• **Exercise description**
Pull out every line with the word "Francis" from the entries below.

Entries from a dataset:
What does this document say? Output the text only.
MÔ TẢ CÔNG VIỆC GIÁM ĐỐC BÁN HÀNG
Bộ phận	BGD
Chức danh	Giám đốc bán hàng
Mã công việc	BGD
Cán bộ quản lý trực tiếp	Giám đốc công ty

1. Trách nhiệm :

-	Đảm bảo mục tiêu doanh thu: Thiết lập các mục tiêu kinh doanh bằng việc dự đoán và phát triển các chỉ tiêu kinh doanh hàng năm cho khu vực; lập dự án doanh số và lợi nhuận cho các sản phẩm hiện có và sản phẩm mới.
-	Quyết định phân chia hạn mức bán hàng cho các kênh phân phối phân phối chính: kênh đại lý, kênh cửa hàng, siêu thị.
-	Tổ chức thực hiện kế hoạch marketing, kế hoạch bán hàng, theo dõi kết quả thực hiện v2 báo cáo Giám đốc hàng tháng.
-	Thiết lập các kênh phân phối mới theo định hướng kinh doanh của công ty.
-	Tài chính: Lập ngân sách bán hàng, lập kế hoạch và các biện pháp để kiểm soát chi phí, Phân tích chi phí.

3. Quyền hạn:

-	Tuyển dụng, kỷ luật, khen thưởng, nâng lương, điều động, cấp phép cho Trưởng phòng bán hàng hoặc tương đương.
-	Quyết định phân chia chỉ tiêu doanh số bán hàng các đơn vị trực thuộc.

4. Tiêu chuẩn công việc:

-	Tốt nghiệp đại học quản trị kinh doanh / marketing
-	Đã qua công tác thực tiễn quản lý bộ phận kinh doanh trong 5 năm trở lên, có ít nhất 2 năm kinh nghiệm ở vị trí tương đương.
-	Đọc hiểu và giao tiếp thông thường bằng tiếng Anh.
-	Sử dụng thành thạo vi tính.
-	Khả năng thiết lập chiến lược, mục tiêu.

* * *

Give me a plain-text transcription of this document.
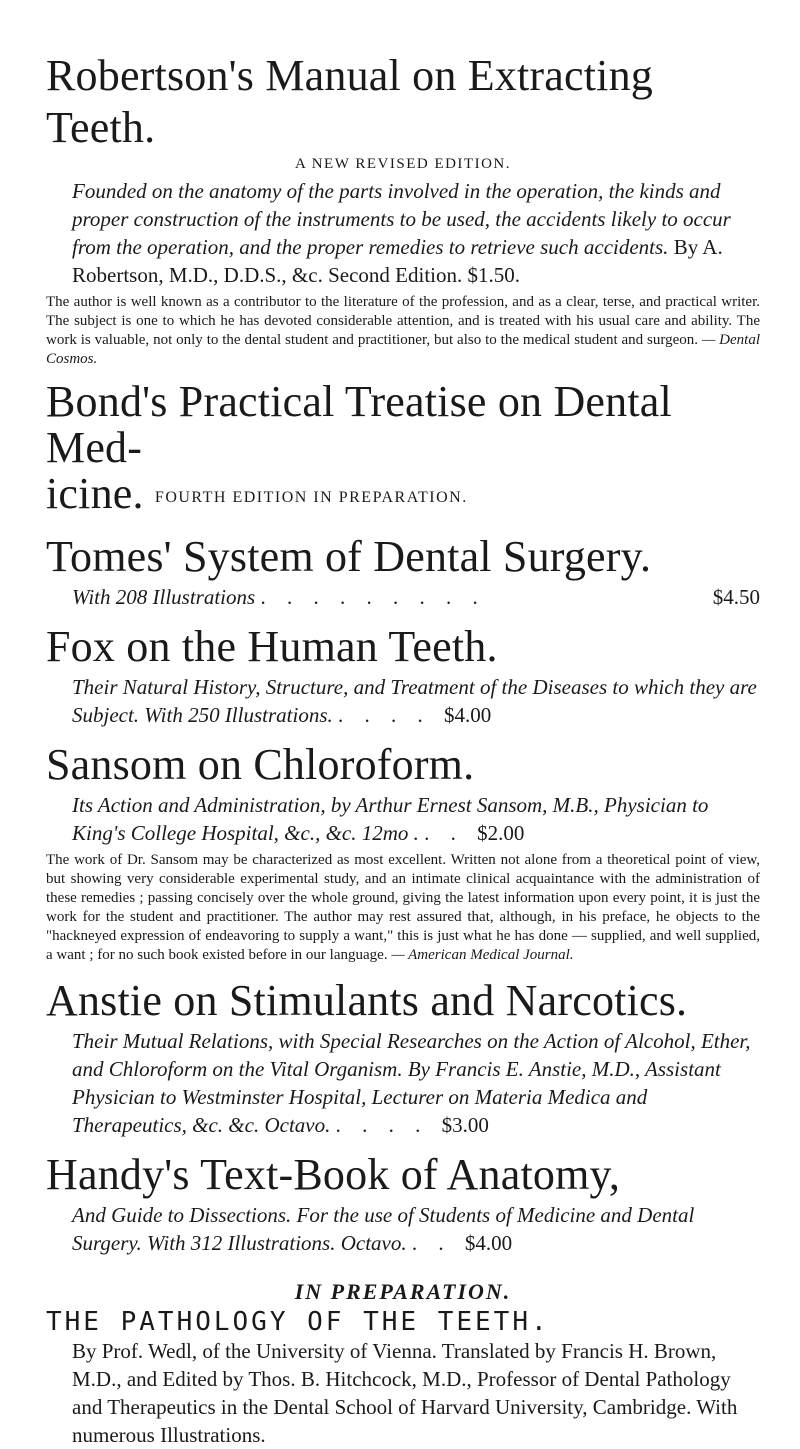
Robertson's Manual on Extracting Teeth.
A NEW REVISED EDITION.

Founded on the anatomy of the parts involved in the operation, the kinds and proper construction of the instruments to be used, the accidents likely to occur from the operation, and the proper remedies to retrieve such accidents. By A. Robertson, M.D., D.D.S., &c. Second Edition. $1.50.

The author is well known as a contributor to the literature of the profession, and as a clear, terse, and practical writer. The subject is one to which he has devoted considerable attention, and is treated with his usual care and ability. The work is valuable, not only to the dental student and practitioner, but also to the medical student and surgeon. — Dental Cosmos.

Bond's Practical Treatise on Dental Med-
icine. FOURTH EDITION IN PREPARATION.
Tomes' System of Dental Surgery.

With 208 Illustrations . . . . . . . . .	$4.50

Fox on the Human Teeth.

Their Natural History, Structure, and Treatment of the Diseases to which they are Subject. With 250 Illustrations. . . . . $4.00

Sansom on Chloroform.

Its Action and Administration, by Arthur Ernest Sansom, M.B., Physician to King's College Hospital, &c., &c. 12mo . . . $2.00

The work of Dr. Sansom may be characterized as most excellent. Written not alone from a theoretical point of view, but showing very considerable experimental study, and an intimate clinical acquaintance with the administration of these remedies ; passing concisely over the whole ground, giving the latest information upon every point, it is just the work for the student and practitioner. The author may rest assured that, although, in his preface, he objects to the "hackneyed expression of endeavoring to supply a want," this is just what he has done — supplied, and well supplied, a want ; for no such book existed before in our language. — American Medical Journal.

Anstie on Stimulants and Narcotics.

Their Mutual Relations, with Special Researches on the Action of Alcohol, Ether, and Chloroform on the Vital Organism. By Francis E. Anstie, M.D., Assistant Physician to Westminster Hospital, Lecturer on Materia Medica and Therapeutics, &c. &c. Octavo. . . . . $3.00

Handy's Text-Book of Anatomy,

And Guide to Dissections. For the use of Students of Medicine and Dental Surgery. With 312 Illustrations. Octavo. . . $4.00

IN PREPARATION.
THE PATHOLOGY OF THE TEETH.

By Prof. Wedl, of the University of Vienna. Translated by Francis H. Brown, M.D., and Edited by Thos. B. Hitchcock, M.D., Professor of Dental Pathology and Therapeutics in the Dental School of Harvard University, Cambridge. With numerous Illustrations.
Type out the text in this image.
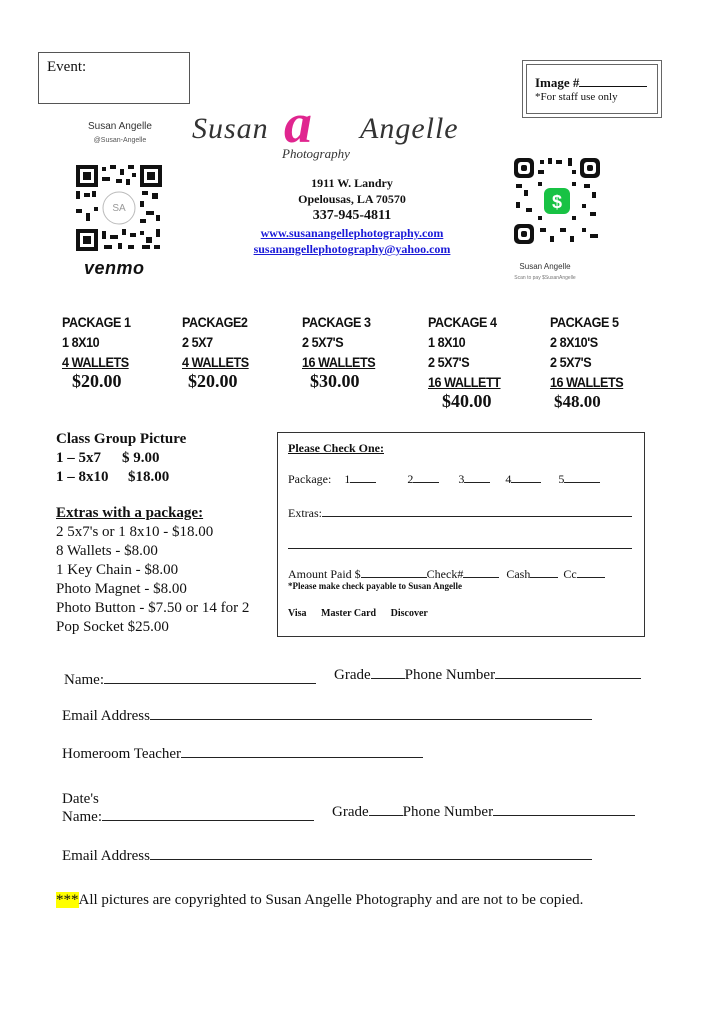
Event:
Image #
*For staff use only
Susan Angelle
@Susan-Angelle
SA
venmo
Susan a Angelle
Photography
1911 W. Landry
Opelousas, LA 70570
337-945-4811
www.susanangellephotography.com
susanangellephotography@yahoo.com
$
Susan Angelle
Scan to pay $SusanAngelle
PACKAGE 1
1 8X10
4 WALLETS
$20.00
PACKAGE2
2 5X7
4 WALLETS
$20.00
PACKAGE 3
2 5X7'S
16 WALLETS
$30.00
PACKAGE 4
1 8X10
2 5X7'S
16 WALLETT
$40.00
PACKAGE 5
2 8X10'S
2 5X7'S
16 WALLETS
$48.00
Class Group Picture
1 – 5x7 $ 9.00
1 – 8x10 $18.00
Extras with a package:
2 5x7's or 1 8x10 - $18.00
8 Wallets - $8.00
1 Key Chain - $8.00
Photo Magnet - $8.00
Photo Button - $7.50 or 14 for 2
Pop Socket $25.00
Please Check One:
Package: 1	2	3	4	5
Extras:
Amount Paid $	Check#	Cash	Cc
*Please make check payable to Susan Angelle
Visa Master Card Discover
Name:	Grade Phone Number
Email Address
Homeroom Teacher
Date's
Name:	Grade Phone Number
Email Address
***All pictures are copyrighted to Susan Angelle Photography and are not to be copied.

• **Expected answer**
Their Mutual Relations, with Special Researches on the Action of Alcohol, Ether, and Chloroform on the Vital Organism. By Francis E. Anstie, M.D., Assistant Physician to Westminster Hospital, Lecturer on Materia Medica and Therapeutics, &c. &c. Octavo. . . . . $3.00
By Prof. Wedl, of the University of Vienna. Translated by Francis H. Brown, M.D., and Edited by Thos. B. Hitchcock, M.D., Professor of Dental Pathology and Therapeutics in the Dental School of Harvard University, Cambridge. With numerous Illustrations.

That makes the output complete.